§ **GIVEN ENTRIES**
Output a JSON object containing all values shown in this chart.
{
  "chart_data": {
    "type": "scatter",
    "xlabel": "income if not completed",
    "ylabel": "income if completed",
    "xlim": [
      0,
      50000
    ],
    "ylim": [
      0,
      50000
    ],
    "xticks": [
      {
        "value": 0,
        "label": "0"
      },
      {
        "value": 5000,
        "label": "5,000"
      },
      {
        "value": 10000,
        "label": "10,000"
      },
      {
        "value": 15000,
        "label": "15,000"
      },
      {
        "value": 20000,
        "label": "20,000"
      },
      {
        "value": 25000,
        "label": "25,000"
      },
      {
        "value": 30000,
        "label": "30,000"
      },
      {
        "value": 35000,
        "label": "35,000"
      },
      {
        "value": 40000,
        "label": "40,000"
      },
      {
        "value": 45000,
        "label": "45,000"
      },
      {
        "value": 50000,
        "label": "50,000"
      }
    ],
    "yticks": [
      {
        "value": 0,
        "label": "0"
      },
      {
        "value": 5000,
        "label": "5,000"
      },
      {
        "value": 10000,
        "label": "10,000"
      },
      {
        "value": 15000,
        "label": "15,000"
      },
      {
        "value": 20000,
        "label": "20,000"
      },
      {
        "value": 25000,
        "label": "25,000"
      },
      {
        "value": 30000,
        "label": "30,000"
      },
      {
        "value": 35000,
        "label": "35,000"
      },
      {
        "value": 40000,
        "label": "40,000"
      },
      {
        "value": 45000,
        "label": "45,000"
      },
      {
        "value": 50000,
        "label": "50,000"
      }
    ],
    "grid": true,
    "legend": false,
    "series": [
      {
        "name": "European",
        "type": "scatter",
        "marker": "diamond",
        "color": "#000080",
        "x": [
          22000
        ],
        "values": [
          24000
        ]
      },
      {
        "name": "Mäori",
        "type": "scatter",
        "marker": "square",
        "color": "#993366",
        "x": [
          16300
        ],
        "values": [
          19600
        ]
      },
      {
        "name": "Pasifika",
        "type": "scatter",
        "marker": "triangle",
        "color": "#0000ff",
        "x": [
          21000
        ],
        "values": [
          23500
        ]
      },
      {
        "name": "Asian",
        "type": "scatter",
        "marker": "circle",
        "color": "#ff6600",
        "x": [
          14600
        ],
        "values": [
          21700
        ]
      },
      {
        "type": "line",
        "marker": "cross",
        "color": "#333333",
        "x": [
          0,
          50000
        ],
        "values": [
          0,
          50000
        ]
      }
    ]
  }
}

--

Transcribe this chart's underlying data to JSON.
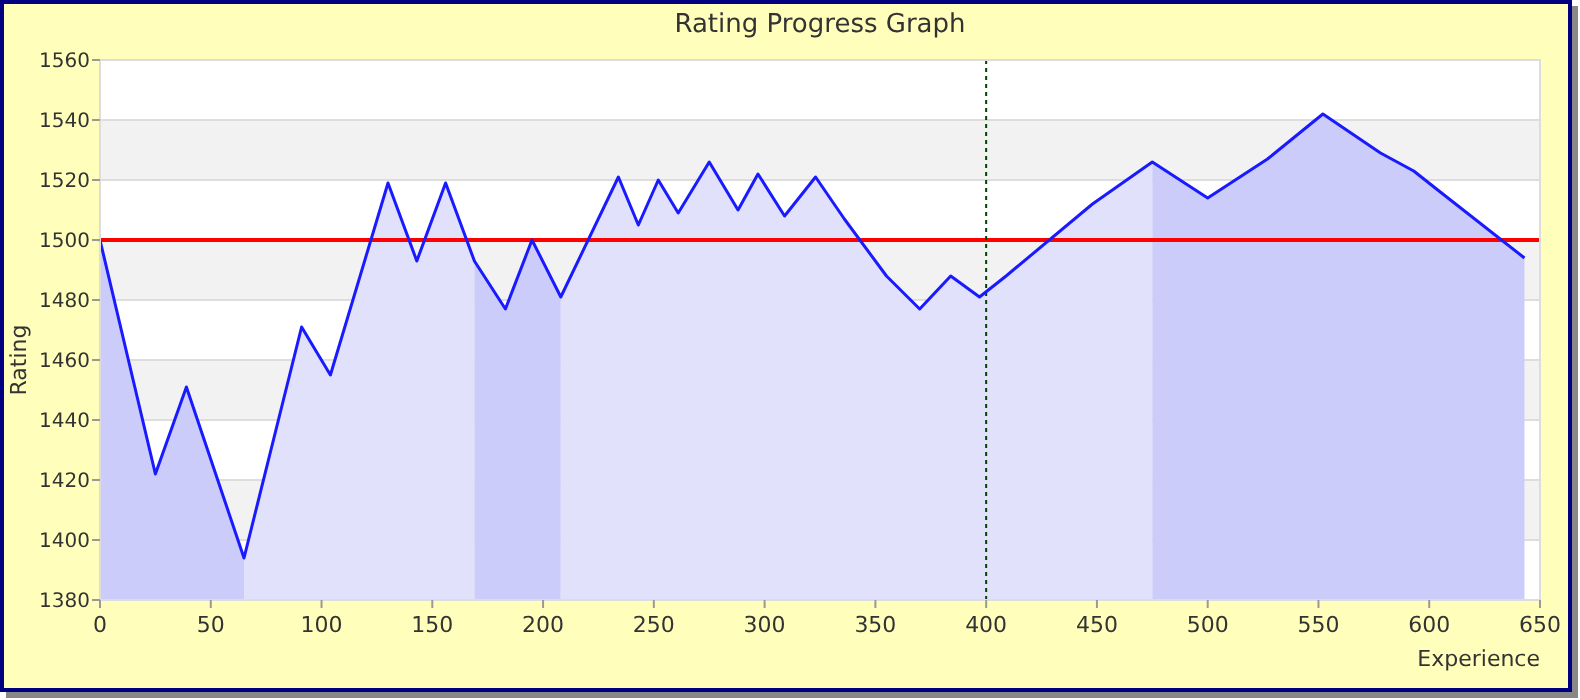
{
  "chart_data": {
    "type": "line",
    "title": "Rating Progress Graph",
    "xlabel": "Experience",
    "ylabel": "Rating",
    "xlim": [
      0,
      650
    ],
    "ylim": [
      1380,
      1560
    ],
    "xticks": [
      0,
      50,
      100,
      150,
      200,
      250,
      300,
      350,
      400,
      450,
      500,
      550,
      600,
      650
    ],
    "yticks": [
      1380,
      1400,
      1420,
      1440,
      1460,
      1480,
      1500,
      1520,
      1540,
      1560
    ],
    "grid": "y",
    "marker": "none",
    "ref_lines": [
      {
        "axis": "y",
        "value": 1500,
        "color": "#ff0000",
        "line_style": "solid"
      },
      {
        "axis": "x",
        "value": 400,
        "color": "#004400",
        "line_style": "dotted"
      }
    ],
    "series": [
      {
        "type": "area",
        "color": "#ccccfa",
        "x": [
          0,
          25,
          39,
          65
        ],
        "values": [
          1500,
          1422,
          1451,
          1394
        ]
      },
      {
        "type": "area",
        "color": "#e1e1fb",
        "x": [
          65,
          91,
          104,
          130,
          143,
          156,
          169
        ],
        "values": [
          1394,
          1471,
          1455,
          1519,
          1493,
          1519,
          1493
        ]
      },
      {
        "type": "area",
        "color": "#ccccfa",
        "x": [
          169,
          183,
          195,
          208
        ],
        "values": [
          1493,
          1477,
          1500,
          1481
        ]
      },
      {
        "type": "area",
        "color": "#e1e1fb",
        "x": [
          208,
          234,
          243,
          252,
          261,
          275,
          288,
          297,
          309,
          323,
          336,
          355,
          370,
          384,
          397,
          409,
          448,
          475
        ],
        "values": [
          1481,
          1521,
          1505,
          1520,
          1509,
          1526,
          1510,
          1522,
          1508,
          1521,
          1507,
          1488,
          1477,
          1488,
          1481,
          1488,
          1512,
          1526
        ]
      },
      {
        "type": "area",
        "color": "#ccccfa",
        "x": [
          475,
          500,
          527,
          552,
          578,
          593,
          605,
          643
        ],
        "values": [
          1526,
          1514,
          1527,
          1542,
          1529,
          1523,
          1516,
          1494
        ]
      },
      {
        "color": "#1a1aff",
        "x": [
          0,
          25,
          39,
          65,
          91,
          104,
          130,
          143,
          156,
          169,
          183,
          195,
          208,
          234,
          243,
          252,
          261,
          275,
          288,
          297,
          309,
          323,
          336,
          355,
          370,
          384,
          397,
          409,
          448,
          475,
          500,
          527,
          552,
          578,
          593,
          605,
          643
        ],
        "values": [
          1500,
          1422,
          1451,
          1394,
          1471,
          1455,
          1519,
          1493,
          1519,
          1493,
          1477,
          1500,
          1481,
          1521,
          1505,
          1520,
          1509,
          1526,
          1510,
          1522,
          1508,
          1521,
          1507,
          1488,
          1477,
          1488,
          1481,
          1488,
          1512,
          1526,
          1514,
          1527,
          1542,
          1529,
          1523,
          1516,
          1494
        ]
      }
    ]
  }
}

--

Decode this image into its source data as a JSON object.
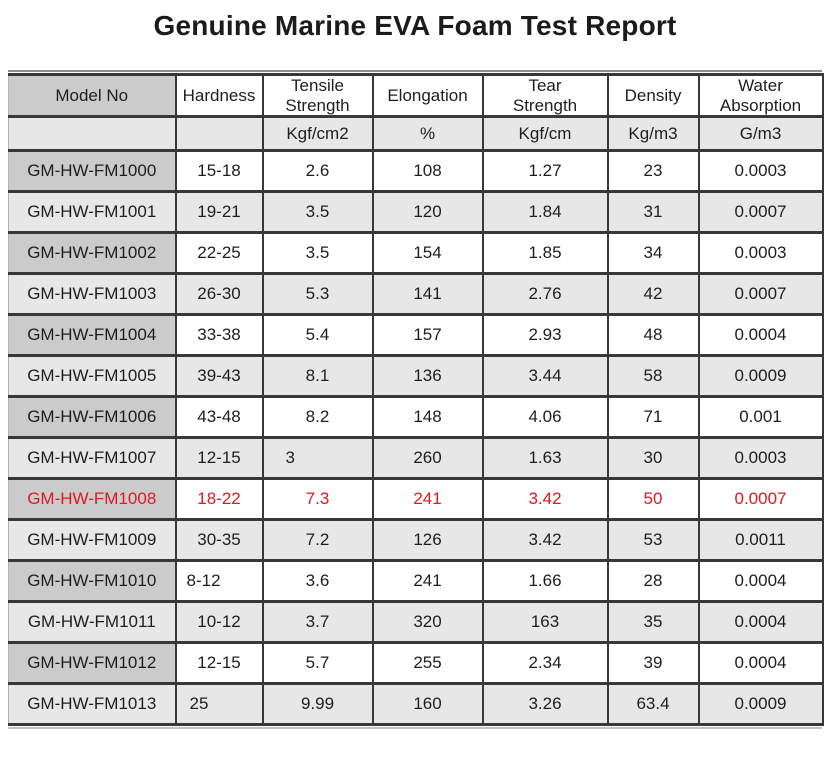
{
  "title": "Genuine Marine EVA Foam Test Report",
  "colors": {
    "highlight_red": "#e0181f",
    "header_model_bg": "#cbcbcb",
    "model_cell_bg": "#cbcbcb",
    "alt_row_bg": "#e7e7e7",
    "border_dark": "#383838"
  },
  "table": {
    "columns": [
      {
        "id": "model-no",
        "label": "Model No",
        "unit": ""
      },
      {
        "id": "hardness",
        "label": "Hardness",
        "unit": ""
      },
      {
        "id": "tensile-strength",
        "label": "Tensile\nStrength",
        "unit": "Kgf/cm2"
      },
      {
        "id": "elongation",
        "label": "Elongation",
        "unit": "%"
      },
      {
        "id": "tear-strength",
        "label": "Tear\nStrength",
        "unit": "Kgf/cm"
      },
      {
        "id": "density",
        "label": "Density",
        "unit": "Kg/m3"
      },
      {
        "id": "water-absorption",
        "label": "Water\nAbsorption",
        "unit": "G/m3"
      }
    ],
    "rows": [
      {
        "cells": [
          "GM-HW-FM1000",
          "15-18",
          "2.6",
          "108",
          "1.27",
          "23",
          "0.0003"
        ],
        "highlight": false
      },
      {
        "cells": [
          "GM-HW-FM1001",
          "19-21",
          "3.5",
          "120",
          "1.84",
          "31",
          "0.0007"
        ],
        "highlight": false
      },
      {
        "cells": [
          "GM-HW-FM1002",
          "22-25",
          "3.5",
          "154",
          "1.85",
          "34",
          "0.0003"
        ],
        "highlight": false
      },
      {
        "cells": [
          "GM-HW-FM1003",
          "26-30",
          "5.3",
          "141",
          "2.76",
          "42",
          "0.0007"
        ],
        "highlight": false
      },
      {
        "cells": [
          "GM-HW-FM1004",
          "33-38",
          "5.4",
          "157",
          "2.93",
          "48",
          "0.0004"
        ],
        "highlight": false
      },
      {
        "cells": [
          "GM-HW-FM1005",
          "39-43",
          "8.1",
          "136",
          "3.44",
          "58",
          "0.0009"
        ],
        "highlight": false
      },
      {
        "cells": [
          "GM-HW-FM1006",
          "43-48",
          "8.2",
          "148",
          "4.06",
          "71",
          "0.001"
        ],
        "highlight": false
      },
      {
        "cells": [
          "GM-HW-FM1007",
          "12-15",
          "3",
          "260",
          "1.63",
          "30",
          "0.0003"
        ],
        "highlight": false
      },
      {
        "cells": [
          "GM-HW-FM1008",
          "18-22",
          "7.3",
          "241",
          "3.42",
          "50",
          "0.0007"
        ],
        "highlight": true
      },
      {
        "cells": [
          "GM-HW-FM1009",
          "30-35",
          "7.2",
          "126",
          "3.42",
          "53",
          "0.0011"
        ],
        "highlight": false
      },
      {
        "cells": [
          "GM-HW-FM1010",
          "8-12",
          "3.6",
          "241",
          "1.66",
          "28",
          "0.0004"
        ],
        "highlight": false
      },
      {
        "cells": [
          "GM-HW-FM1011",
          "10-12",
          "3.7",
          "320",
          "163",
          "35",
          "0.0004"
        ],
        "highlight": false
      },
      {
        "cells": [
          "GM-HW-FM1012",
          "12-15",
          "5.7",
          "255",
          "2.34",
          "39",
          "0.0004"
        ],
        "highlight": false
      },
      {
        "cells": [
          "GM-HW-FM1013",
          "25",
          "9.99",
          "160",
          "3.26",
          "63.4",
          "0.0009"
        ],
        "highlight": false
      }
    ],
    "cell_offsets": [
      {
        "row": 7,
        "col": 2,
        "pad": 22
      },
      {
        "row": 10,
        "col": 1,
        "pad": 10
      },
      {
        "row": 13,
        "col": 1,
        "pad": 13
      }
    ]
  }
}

§ **AIM**
Consider the entries above and return each line with the string "object".

§ **RESULT FOR THIS TASK**
Output a JSON object containing all values shown in this chart.
Decode this image into its source data as a JSON object.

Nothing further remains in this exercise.